* **DATA UNDER STUDY**
******************************

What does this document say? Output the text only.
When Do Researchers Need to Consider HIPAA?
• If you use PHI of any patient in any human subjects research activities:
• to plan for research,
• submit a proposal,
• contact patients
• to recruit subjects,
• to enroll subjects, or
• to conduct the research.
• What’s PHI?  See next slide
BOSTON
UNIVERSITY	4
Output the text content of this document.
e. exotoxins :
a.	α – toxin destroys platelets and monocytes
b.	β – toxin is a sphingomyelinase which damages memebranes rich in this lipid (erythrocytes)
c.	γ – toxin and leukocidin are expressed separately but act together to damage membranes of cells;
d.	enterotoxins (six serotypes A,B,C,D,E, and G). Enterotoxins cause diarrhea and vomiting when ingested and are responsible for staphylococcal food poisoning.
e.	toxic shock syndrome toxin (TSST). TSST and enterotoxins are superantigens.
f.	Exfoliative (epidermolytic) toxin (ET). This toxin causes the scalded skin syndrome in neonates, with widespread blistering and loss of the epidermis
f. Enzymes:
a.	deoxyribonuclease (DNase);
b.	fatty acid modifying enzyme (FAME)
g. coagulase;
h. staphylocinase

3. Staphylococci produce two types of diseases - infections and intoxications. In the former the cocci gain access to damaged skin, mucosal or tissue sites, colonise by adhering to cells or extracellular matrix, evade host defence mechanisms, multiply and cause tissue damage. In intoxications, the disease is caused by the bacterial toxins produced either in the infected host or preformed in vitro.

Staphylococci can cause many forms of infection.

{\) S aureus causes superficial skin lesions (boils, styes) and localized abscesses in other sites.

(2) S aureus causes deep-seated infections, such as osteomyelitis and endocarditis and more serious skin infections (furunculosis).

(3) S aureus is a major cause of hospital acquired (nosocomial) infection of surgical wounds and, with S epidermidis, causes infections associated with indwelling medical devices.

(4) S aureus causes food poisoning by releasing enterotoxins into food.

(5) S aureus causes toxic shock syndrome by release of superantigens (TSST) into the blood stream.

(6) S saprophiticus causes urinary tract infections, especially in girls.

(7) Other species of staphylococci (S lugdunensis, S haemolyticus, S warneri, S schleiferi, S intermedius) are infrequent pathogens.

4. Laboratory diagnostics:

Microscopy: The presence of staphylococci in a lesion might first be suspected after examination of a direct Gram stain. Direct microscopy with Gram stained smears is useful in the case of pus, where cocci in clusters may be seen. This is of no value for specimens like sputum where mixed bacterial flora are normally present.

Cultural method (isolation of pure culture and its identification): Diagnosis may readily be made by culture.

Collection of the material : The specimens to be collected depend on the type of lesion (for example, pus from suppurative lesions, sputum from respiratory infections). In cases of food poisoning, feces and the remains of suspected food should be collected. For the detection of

******************************

Each line of the data above is to be duplicated exactly.

What does this document say? Output the text only.
When Do Researchers Need to Consider HIPAA?
• If you use PHI of any patient in any human subjects research activities:
• to plan for research,
• submit a proposal,
• contact patients
• to recruit subjects,
• to enroll subjects, or
• to conduct the research.
• What’s PHI?  See next slide
BOSTON
UNIVERSITY	4
Output the text content of this document.
e. exotoxins :
a.	α – toxin destroys platelets and monocytes
b.	β – toxin is a sphingomyelinase which damages memebranes rich in this lipid (erythrocytes)
c.	γ – toxin and leukocidin are expressed separately but act together to damage membranes of cells;
d.	enterotoxins (six serotypes A,B,C,D,E, and G). Enterotoxins cause diarrhea and vomiting when ingested and are responsible for staphylococcal food poisoning.
e.	toxic shock syndrome toxin (TSST). TSST and enterotoxins are superantigens.
f.	Exfoliative (epidermolytic) toxin (ET). This toxin causes the scalded skin syndrome in neonates, with widespread blistering and loss of the epidermis
f. Enzymes:
a.	deoxyribonuclease (DNase);
b.	fatty acid modifying enzyme (FAME)
g. coagulase;
h. staphylocinase

3. Staphylococci produce two types of diseases - infections and intoxications. In the former the cocci gain access to damaged skin, mucosal or tissue sites, colonise by adhering to cells or extracellular matrix, evade host defence mechanisms, multiply and cause tissue damage. In intoxications, the disease is caused by the bacterial toxins produced either in the infected host or preformed in vitro.

Staphylococci can cause many forms of infection.

{\) S aureus causes superficial skin lesions (boils, styes) and localized abscesses in other sites.

(2) S aureus causes deep-seated infections, such as osteomyelitis and endocarditis and more serious skin infections (furunculosis).

(3) S aureus is a major cause of hospital acquired (nosocomial) infection of surgical wounds and, with S epidermidis, causes infections associated with indwelling medical devices.

(4) S aureus causes food poisoning by releasing enterotoxins into food.

(5) S aureus causes toxic shock syndrome by release of superantigens (TSST) into the blood stream.

(6) S saprophiticus causes urinary tract infections, especially in girls.

(7) Other species of staphylococci (S lugdunensis, S haemolyticus, S warneri, S schleiferi, S intermedius) are infrequent pathogens.

4. Laboratory diagnostics:

Microscopy: The presence of staphylococci in a lesion might first be suspected after examination of a direct Gram stain. Direct microscopy with Gram stained smears is useful in the case of pus, where cocci in clusters may be seen. This is of no value for specimens like sputum where mixed bacterial flora are normally present.

Cultural method (isolation of pure culture and its identification): Diagnosis may readily be made by culture.

Collection of the material : The specimens to be collected depend on the type of lesion (for example, pus from suppurative lesions, sputum from respiratory infections). In cases of food poisoning, feces and the remains of suspected food should be collected. For the detection of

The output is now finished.